Let me go back to Analytics and here I am. Here you would go into any resource that you want to configure that batch file on. In other words, whatever resources you would want to be notified about in Slack when an alarm triggers related to them.
For instance, here I am going to go into an ‘ArcGIS Servers,’ and these are the default settings that apply to all ArcGIS servers, not just one. I’ll go to ‘Alarms’ right now; I could look at the response time alarm for all my ArcGIS Servers and here I have ‘slack.bat’ selected. You can see any of the batch files that I have in that directory were also displayed here, but I could also go into another one, where I don’t have it currently selected. Hit save, and now whenever a CPU usage alarm is triggered on any ArcGIS servers, I’m going to be notified in my Slack channel when that occurs. That’s how you can set up Analytics to automatically relay triggered alarm information into a Slack channel.
Next, I’m going to briefly demonstrate how to restart an ArcGIS server when we detect it is unavailable or down.
For that, I’m going to go back to my remote server and so the approach we are going to go with for this, is it we want to restart the actual ArcGIS server process on the ArcGIS Server. To do this, it would basically be the equivalent of going to the task manager on that machine and stopping the ArcGIS Server service and then starting up again and hoping that that will resolve whatever issues are currently occurring in the environment.
This is a bit of an inelegant approach to actually fixing ArcGIS Server, but because we’re trying to do something remotely, this is our best effort for trying to resolve the issue.
What I’ve done here, is I’ve already downloaded a batch file that is responsible for restarting the service, and so you would just provide the machine name and the service that you wish to restart. The way that this batch file works is that it first stops the service, I can see sc – stop, waits until that service has stopped and then starts the service again by sc – start.
The reason you need a proper batch file with all this extra logic in, is that sc – stop and start or asynchronous operations and you really need to wait until the service is either stopped or started before you then perform the next action.
So, this isn’t the actual batch file that I’m going to reference from Analytics; instead I have this other one, ‘restart_service.bat,’ and this is calling my other batch file along with the parameters for the server name, as well as the service name that I wish to restart, which is just ‘ArcGIS Server’ in this case. So I’ve created both of these batch files, I’ve copied them to the ‘Scripts’ directory, it’s really only important to copy this file to the Scripts directory because that’s what I’m going to link to, the other one can be anywhere as long as you reference it correctly from this file.

Dataset content:
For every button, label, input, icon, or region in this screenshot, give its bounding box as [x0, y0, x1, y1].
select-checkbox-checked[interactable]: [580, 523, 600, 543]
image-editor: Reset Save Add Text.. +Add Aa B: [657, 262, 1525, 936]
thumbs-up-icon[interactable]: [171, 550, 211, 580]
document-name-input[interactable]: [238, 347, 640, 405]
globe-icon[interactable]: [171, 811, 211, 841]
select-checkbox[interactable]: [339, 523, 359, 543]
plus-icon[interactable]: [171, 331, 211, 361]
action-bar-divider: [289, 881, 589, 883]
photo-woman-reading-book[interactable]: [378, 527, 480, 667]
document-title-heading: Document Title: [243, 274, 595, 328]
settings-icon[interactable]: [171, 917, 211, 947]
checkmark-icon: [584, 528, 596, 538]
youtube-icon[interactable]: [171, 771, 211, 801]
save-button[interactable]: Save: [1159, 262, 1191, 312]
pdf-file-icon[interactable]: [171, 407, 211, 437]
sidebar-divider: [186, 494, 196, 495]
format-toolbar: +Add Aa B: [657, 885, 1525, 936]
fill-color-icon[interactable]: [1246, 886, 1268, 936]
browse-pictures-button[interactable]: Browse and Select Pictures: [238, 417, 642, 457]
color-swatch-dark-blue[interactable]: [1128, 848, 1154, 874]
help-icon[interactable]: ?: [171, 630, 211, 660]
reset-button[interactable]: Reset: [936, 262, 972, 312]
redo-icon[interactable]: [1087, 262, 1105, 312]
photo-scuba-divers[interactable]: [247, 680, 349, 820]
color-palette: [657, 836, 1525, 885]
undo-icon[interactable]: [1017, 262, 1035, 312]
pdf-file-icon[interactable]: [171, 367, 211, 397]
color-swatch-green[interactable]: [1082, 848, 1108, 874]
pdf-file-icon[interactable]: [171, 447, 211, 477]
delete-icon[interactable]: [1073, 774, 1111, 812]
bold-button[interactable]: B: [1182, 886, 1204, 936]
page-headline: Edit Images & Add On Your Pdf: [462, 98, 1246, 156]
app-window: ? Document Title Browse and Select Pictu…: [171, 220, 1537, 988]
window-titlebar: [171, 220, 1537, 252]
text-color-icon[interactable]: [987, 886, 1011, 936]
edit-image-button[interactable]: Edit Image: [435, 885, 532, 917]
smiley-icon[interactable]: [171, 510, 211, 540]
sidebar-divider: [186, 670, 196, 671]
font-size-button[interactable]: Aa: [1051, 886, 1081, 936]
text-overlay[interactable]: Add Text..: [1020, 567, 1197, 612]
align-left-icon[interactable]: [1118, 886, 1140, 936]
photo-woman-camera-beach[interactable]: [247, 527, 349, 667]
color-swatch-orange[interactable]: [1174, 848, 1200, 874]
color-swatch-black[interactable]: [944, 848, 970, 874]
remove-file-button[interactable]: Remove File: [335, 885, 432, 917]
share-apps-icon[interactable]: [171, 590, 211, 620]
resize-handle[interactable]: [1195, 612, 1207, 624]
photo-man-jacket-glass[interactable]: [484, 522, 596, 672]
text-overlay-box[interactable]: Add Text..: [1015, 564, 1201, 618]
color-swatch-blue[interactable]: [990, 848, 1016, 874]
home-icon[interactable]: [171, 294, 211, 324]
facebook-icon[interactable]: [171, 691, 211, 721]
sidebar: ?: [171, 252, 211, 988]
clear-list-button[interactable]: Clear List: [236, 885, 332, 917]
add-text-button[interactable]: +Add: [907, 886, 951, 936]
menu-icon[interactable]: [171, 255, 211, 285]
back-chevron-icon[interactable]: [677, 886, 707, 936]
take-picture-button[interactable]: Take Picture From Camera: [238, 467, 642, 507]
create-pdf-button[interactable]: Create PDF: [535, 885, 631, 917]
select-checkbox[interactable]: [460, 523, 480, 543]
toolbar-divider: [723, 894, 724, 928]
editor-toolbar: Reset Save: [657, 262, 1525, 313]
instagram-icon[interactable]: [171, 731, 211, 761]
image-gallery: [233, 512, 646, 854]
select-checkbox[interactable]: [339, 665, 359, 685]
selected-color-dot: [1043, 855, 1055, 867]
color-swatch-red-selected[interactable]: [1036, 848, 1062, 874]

Actions to take:
A. Translate this sentence from the ArcGIS Server text into Spanish: "Next, I’m going to briefly demonstrate how to restart an ArcGIS server when we detect it is unavailable or down."
B. List every term that the ArcGIS Server text places inside single quotation marks.

Per-task outputs:
A. A continuación, voy a demostrar brevemente cómo reiniciar un servidor ArcGIS cuando detectamos que no está disponible o está caído.

B.
- ArcGIS Servers
- Alarms
- slack.bat
- restart_service.bat
- ArcGIS Server
- Scripts